Collect all lines containing the word "Delhi" from the data.

++++ Entries shown ++++

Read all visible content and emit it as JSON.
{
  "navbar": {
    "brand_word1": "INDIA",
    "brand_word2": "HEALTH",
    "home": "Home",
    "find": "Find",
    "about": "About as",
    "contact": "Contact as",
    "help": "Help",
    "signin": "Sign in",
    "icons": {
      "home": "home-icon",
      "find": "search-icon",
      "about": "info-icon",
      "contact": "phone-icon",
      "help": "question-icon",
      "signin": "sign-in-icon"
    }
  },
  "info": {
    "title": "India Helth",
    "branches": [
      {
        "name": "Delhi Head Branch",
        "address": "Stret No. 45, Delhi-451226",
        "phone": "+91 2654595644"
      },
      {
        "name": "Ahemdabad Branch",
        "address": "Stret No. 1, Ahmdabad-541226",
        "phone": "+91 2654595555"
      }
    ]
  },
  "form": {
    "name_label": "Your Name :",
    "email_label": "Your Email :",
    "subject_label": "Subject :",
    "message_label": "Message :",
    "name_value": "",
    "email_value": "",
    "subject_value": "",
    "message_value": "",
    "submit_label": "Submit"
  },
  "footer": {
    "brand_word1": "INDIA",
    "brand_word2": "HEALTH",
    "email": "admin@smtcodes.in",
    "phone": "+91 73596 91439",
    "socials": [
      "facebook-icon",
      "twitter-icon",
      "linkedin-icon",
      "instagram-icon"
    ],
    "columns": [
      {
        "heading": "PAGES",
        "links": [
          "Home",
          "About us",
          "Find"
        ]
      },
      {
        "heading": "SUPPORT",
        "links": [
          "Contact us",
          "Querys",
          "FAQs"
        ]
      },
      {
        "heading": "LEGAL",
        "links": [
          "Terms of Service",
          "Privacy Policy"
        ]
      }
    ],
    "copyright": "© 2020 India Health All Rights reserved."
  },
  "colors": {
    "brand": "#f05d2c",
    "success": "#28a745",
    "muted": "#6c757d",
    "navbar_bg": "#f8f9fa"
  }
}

++++

**Written solution:**
        "name": "Delhi Head Branch",
        "address": "Stret No. 45, Delhi-451226",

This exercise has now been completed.